┌────────

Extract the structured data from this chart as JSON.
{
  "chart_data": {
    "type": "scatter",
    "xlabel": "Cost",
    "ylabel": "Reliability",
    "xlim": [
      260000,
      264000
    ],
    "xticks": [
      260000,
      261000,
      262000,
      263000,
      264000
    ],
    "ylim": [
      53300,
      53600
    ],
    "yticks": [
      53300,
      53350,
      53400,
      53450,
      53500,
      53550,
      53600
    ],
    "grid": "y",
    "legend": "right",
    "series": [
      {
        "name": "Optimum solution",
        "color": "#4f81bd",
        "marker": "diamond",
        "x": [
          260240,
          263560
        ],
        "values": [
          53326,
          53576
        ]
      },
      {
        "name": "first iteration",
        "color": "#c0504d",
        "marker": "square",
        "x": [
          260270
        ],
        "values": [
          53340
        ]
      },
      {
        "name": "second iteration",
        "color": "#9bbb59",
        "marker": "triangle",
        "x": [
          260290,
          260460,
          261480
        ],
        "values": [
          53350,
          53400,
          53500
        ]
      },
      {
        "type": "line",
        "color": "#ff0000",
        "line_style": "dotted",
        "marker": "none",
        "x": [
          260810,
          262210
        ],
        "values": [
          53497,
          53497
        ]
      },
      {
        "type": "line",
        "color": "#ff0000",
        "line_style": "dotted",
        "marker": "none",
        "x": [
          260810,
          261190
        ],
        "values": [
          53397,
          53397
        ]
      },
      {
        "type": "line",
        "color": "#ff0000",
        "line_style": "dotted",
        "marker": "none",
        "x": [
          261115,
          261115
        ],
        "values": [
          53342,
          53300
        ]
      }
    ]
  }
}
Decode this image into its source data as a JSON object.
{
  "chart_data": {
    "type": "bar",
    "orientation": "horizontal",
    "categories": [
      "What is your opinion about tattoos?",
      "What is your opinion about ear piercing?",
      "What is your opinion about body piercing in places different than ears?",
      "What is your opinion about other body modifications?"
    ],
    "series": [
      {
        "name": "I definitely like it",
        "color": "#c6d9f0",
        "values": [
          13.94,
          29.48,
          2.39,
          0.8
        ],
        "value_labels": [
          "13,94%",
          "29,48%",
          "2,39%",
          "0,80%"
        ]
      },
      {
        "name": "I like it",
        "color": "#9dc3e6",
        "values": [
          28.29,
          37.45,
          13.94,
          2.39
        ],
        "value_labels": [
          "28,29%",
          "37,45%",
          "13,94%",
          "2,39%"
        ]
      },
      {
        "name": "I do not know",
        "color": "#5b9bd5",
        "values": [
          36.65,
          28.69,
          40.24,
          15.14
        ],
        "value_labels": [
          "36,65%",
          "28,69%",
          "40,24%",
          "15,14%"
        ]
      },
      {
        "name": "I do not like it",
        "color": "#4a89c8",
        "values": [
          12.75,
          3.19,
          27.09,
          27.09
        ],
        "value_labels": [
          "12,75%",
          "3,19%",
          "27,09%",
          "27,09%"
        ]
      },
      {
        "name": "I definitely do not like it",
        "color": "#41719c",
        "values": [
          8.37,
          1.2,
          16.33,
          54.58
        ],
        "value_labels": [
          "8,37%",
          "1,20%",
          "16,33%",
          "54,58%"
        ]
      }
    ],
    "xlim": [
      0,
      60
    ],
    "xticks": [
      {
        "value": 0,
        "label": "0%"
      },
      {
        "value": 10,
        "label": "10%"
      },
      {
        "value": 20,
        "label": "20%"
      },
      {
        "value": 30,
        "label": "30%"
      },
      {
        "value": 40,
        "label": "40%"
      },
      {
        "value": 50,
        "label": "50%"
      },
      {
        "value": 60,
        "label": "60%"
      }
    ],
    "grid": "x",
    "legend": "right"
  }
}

└────────

Go through the material line by line. Show each line that contains the string "opinion".

      "What is your opinion about tattoos?",
      "What is your opinion about ear piercing?",
      "What is your opinion about body piercing in places different than ears?",
      "What is your opinion about other body modifications?"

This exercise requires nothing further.